§ DATASET EXCERPTS
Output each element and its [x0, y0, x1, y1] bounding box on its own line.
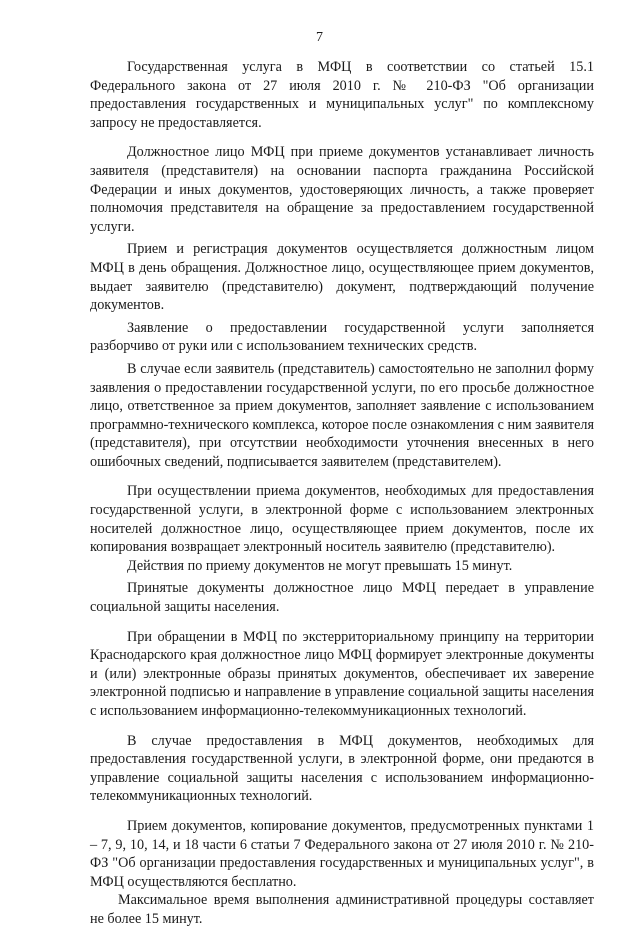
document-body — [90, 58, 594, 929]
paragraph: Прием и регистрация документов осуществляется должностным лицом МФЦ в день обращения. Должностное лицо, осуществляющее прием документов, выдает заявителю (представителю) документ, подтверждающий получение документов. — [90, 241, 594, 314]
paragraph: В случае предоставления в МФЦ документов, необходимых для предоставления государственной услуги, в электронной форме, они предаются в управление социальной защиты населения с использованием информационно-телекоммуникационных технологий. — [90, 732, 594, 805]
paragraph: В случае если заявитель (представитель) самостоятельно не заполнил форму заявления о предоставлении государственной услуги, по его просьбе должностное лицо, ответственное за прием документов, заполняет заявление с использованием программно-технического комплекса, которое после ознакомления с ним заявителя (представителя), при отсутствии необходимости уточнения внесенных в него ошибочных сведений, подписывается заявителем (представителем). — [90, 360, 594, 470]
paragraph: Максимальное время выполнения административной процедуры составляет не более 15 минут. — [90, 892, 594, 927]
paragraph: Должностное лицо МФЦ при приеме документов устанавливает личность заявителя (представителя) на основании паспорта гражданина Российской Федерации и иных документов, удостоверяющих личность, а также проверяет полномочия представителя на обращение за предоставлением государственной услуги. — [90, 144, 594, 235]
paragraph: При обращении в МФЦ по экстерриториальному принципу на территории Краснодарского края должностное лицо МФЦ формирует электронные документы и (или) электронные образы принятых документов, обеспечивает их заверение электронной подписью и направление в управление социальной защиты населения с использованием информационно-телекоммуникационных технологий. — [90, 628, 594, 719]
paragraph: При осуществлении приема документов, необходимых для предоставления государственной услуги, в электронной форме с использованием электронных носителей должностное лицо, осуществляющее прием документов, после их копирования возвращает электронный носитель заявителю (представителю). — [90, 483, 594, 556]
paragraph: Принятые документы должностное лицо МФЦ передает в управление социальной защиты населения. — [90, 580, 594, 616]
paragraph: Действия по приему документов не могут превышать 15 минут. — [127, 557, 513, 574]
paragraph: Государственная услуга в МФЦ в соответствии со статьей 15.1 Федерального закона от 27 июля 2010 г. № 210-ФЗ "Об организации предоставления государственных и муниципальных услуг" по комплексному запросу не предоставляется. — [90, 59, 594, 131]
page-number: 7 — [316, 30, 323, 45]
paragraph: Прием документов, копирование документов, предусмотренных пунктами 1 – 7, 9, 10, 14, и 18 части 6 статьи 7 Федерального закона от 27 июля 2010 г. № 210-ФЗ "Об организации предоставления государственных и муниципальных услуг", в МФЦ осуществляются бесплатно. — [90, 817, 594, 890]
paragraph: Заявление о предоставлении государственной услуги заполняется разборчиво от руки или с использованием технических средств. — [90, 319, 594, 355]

---

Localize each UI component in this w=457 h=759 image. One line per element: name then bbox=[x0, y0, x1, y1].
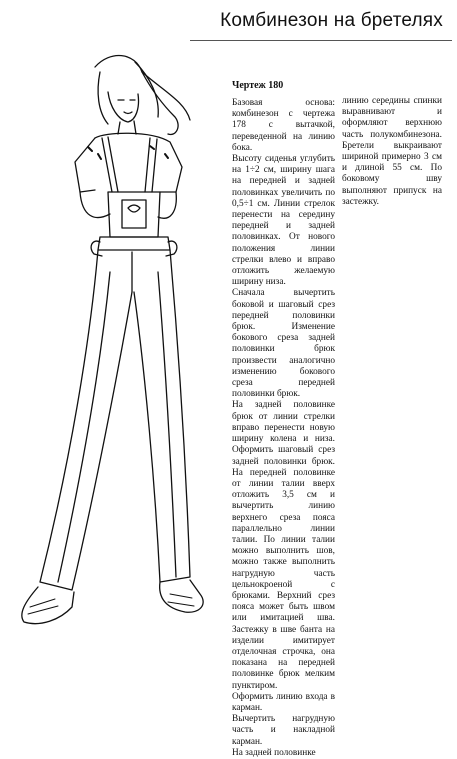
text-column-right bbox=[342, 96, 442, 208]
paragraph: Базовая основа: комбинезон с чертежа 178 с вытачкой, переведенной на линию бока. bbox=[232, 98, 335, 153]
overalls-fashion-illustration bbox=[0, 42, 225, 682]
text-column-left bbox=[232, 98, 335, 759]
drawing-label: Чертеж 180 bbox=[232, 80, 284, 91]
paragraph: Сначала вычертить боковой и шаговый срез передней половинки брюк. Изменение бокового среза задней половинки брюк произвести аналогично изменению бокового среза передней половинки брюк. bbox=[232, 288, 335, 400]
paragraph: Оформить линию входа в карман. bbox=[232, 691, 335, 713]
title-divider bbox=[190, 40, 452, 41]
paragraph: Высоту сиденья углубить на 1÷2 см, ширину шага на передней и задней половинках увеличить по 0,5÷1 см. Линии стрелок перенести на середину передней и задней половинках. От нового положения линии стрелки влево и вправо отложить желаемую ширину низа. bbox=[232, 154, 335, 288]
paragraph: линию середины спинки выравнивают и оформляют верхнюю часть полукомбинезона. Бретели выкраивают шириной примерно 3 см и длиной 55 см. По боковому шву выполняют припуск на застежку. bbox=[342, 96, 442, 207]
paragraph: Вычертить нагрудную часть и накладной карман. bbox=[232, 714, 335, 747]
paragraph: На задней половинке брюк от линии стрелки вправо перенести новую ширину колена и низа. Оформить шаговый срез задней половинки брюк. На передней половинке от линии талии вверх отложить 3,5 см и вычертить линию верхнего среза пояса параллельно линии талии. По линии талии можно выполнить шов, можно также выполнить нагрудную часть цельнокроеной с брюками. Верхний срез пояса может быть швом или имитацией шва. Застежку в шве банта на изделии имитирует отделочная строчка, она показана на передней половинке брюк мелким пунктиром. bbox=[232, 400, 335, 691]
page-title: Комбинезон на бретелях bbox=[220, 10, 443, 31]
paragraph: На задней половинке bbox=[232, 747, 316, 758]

==

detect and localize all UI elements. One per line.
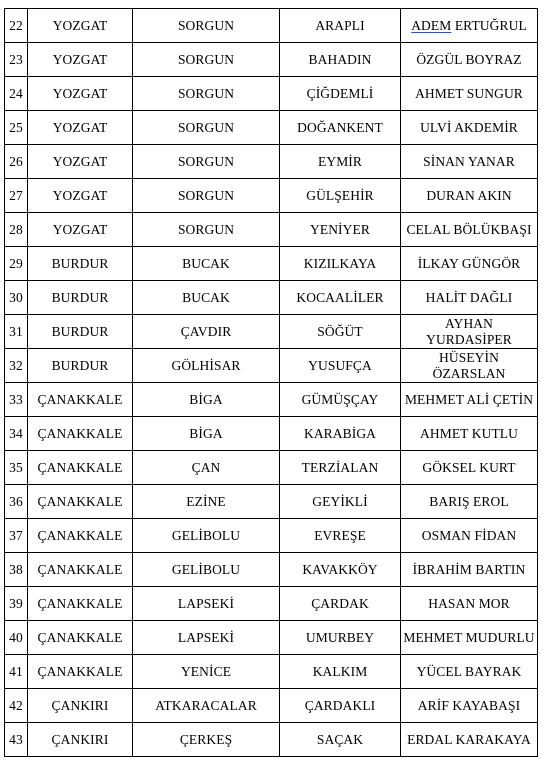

§ TASK DIRECTIONS
Transcribe the stretch of items above from the line containing "Output each element" through the line containing "paragraph: В случае предоставления", omitting the picture.

§ SOLVED EXERCISE
Output each element and its [x0, y0, x1, y1] bounding box on its own line.
document-body — [90, 58, 594, 929]
paragraph: Прием и регистрация документов осуществляется должностным лицом МФЦ в день обращения. Должностное лицо, осуществляющее прием документов, выдает заявителю (представителю) документ, подтверждающий получение документов. — [90, 241, 594, 314]
paragraph: В случае предоставления в МФЦ документов, необходимых для предоставления государственной услуги, в электронной форме, они предаются в управление социальной защиты населения с использованием информационно-телекоммуникационных технологий. — [90, 732, 594, 805]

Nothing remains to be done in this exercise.